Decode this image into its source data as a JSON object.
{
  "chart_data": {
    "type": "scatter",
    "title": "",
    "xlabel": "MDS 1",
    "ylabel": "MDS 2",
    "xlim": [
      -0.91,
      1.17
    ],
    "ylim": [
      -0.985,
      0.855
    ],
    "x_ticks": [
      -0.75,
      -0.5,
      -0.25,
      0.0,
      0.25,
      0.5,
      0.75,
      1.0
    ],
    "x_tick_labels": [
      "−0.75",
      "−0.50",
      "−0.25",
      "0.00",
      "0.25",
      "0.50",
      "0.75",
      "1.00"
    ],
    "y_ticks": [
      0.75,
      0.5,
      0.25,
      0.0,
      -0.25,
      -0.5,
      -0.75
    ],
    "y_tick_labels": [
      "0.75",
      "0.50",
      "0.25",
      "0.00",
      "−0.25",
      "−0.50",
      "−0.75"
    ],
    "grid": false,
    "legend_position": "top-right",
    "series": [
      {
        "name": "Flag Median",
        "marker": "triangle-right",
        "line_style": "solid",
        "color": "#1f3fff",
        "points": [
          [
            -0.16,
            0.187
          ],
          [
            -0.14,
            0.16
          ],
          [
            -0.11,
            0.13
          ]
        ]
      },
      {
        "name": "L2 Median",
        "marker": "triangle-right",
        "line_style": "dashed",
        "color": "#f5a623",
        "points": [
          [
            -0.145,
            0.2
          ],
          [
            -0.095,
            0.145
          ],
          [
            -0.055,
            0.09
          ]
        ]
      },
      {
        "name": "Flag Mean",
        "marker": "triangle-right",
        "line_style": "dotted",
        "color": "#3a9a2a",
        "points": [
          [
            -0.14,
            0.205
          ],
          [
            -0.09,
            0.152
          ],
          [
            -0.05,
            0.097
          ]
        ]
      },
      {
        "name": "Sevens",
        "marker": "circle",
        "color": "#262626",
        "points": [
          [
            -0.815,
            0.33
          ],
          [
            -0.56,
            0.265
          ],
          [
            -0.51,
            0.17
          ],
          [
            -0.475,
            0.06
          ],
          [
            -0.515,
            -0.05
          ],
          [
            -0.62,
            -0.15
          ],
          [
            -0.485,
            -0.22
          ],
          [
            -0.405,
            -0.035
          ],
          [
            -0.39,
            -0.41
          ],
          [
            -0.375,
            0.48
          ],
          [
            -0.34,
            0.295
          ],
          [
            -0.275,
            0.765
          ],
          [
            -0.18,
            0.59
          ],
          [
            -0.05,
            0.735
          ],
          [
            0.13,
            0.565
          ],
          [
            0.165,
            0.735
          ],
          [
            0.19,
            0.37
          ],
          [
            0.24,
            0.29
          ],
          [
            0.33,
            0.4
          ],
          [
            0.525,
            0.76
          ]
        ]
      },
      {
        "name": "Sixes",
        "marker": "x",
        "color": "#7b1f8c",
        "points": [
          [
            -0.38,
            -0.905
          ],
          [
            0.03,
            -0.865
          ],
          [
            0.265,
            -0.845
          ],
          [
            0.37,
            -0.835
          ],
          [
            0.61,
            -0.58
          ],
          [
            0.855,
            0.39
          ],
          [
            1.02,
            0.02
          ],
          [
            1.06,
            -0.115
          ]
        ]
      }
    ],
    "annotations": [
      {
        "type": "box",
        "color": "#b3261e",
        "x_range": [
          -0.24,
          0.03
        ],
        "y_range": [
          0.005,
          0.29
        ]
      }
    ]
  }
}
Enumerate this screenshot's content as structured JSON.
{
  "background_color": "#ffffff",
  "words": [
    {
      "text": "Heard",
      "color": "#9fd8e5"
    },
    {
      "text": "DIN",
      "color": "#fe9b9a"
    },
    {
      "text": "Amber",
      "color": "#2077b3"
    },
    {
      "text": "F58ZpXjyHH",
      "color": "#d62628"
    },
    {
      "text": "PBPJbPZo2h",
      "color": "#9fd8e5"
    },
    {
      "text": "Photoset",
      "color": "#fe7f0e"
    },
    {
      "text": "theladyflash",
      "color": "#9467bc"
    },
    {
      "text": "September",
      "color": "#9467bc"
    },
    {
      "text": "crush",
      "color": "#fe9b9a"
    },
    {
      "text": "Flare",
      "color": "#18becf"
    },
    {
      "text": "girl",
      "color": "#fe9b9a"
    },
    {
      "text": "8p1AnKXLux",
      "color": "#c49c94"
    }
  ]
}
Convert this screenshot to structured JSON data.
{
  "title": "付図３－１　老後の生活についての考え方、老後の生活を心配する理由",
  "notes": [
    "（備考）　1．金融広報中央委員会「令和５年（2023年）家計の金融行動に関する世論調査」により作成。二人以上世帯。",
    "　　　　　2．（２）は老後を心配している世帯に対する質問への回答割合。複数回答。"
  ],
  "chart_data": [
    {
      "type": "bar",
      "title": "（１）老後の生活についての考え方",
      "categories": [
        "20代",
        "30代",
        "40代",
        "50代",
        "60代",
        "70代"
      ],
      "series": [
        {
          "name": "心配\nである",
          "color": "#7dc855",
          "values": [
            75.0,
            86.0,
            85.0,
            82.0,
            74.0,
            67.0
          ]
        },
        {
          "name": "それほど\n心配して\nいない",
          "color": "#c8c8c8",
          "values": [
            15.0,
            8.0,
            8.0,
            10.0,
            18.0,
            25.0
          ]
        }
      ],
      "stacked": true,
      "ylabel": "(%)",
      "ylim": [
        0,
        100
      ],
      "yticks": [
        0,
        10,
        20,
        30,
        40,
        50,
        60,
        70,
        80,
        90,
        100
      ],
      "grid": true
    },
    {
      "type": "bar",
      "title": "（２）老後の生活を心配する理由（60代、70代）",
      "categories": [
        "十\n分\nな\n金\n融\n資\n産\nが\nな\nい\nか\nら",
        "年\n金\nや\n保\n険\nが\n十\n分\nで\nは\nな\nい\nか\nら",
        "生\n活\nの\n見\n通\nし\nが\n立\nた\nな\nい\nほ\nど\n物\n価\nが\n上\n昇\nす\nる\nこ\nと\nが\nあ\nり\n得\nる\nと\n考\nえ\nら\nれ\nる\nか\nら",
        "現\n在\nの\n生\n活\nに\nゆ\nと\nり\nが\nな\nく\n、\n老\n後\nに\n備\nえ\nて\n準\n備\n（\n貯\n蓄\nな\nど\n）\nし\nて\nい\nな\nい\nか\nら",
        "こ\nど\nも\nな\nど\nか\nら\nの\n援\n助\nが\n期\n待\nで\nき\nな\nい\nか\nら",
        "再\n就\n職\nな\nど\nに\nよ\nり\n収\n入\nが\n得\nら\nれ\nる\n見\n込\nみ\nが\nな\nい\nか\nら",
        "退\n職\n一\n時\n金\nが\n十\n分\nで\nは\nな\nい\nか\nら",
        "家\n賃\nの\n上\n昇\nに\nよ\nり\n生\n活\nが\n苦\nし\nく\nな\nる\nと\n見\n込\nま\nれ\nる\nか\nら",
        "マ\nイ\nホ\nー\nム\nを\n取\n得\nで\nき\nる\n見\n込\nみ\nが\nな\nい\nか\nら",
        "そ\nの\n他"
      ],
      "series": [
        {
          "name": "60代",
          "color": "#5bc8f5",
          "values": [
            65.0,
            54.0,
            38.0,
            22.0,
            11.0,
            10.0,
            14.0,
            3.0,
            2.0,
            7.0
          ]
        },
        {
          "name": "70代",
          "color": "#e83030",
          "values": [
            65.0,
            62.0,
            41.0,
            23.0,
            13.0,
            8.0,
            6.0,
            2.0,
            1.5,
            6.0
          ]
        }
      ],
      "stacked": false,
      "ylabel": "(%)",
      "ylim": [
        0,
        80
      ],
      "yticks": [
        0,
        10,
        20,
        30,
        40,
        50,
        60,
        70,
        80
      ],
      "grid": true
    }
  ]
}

__________________________________________________

■ DIRECTION
Go through the records above and set each one down exactly, please.

■ EXPECTED OUTPUT
Decode this image into its source data as a JSON object.
{
  "chart_data": {
    "type": "scatter",
    "title": "",
    "xlabel": "MDS 1",
    "ylabel": "MDS 2",
    "xlim": [
      -0.91,
      1.17
    ],
    "ylim": [
      -0.985,
      0.855
    ],
    "x_ticks": [
      -0.75,
      -0.5,
      -0.25,
      0.0,
      0.25,
      0.5,
      0.75,
      1.0
    ],
    "x_tick_labels": [
      "−0.75",
      "−0.50",
      "−0.25",
      "0.00",
      "0.25",
      "0.50",
      "0.75",
      "1.00"
    ],
    "y_ticks": [
      0.75,
      0.5,
      0.25,
      0.0,
      -0.25,
      -0.5,
      -0.75
    ],
    "y_tick_labels": [
      "0.75",
      "0.50",
      "0.25",
      "0.00",
      "−0.25",
      "−0.50",
      "−0.75"
    ],
    "grid": false,
    "legend_position": "top-right",
    "series": [
      {
        "name": "Flag Median",
        "marker": "triangle-right",
        "line_style": "solid",
        "color": "#1f3fff",
        "points": [
          [
            -0.16,
            0.187
          ],
          [
            -0.14,
            0.16
          ],
          [
            -0.11,
            0.13
          ]
        ]
      },
      {
        "name": "L2 Median",
        "marker": "triangle-right",
        "line_style": "dashed",
        "color": "#f5a623",
        "points": [
          [
            -0.145,
            0.2
          ],
          [
            -0.095,
            0.145
          ],
          [
            -0.055,
            0.09
          ]
        ]
      },
      {
        "name": "Flag Mean",
        "marker": "triangle-right",
        "line_style": "dotted",
        "color": "#3a9a2a",
        "points": [
          [
            -0.14,
            0.205
          ],
          [
            -0.09,
            0.152
          ],
          [
            -0.05,
            0.097
          ]
        ]
      },
      {
        "name": "Sevens",
        "marker": "circle",
        "color": "#262626",
        "points": [
          [
            -0.815,
            0.33
          ],
          [
            -0.56,
            0.265
          ],
          [
            -0.51,
            0.17
          ],
          [
            -0.475,
            0.06
          ],
          [
            -0.515,
            -0.05
          ],
          [
            -0.62,
            -0.15
          ],
          [
            -0.485,
            -0.22
          ],
          [
            -0.405,
            -0.035
          ],
          [
            -0.39,
            -0.41
          ],
          [
            -0.375,
            0.48
          ],
          [
            -0.34,
            0.295
          ],
          [
            -0.275,
            0.765
          ],
          [
            -0.18,
            0.59
          ],
          [
            -0.05,
            0.735
          ],
          [
            0.13,
            0.565
          ],
          [
            0.165,
            0.735
          ],
          [
            0.19,
            0.37
          ],
          [
            0.24,
            0.29
          ],
          [
            0.33,
            0.4
          ],
          [
            0.525,
            0.76
          ]
        ]
      },
      {
        "name": "Sixes",
        "marker": "x",
        "color": "#7b1f8c",
        "points": [
          [
            -0.38,
            -0.905
          ],
          [
            0.03,
            -0.865
          ],
          [
            0.265,
            -0.845
          ],
          [
            0.37,
            -0.835
          ],
          [
            0.61,
            -0.58
          ],
          [
            0.855,
            0.39
          ],
          [
            1.02,
            0.02
          ],
          [
            1.06,
            -0.115
          ]
        ]
      }
    ],
    "annotations": [
      {
        "type": "box",
        "color": "#b3261e",
        "x_range": [
          -0.24,
          0.03
        ],
        "y_range": [
          0.005,
          0.29
        ]
      }
    ]
  }
}
Enumerate this screenshot's content as structured JSON.
{
  "background_color": "#ffffff",
  "words": [
    {
      "text": "Heard",
      "color": "#9fd8e5"
    },
    {
      "text": "DIN",
      "color": "#fe9b9a"
    },
    {
      "text": "Amber",
      "color": "#2077b3"
    },
    {
      "text": "F58ZpXjyHH",
      "color": "#d62628"
    },
    {
      "text": "PBPJbPZo2h",
      "color": "#9fd8e5"
    },
    {
      "text": "Photoset",
      "color": "#fe7f0e"
    },
    {
      "text": "theladyflash",
      "color": "#9467bc"
    },
    {
      "text": "September",
      "color": "#9467bc"
    },
    {
      "text": "crush",
      "color": "#fe9b9a"
    },
    {
      "text": "Flare",
      "color": "#18becf"
    },
    {
      "text": "girl",
      "color": "#fe9b9a"
    },
    {
      "text": "8p1AnKXLux",
      "color": "#c49c94"
    }
  ]
}
Convert this screenshot to structured JSON data.
{
  "title": "付図３－１　老後の生活についての考え方、老後の生活を心配する理由",
  "notes": [
    "（備考）　1．金融広報中央委員会「令和５年（2023年）家計の金融行動に関する世論調査」により作成。二人以上世帯。",
    "　　　　　2．（２）は老後を心配している世帯に対する質問への回答割合。複数回答。"
  ],
  "chart_data": [
    {
      "type": "bar",
      "title": "（１）老後の生活についての考え方",
      "categories": [
        "20代",
        "30代",
        "40代",
        "50代",
        "60代",
        "70代"
      ],
      "series": [
        {
          "name": "心配\nである",
          "color": "#7dc855",
          "values": [
            75.0,
            86.0,
            85.0,
            82.0,
            74.0,
            67.0
          ]
        },
        {
          "name": "それほど\n心配して\nいない",
          "color": "#c8c8c8",
          "values": [
            15.0,
            8.0,
            8.0,
            10.0,
            18.0,
            25.0
          ]
        }
      ],
      "stacked": true,
      "ylabel": "(%)",
      "ylim": [
        0,
        100
      ],
      "yticks": [
        0,
        10,
        20,
        30,
        40,
        50,
        60,
        70,
        80,
        90,
        100
      ],
      "grid": true
    },
    {
      "type": "bar",
      "title": "（２）老後の生活を心配する理由（60代、70代）",
      "categories": [
        "十\n分\nな\n金\n融\n資\n産\nが\nな\nい\nか\nら",
        "年\n金\nや\n保\n険\nが\n十\n分\nで\nは\nな\nい\nか\nら",
        "生\n活\nの\n見\n通\nし\nが\n立\nた\nな\nい\nほ\nど\n物\n価\nが\n上\n昇\nす\nる\nこ\nと\nが\nあ\nり\n得\nる\nと\n考\nえ\nら\nれ\nる\nか\nら",
        "現\n在\nの\n生\n活\nに\nゆ\nと\nり\nが\nな\nく\n、\n老\n後\nに\n備\nえ\nて\n準\n備\n（\n貯\n蓄\nな\nど\n）\nし\nて\nい\nな\nい\nか\nら",
        "こ\nど\nも\nな\nど\nか\nら\nの\n援\n助\nが\n期\n待\nで\nき\nな\nい\nか\nら",
        "再\n就\n職\nな\nど\nに\nよ\nり\n収\n入\nが\n得\nら\nれ\nる\n見\n込\nみ\nが\nな\nい\nか\nら",
        "退\n職\n一\n時\n金\nが\n十\n分\nで\nは\nな\nい\nか\nら",
        "家\n賃\nの\n上\n昇\nに\nよ\nり\n生\n活\nが\n苦\nし\nく\nな\nる\nと\n見\n込\nま\nれ\nる\nか\nら",
        "マ\nイ\nホ\nー\nム\nを\n取\n得\nで\nき\nる\n見\n込\nみ\nが\nな\nい\nか\nら",
        "そ\nの\n他"
      ],
      "series": [
        {
          "name": "60代",
          "color": "#5bc8f5",
          "values": [
            65.0,
            54.0,
            38.0,
            22.0,
            11.0,
            10.0,
            14.0,
            3.0,
            2.0,
            7.0
          ]
        },
        {
          "name": "70代",
          "color": "#e83030",
          "values": [
            65.0,
            62.0,
            41.0,
            23.0,
            13.0,
            8.0,
            6.0,
            2.0,
            1.5,
            6.0
          ]
        }
      ],
      "stacked": false,
      "ylabel": "(%)",
      "ylim": [
        0,
        80
      ],
      "yticks": [
        0,
        10,
        20,
        30,
        40,
        50,
        60,
        70,
        80
      ],
      "grid": true
    }
  ]
}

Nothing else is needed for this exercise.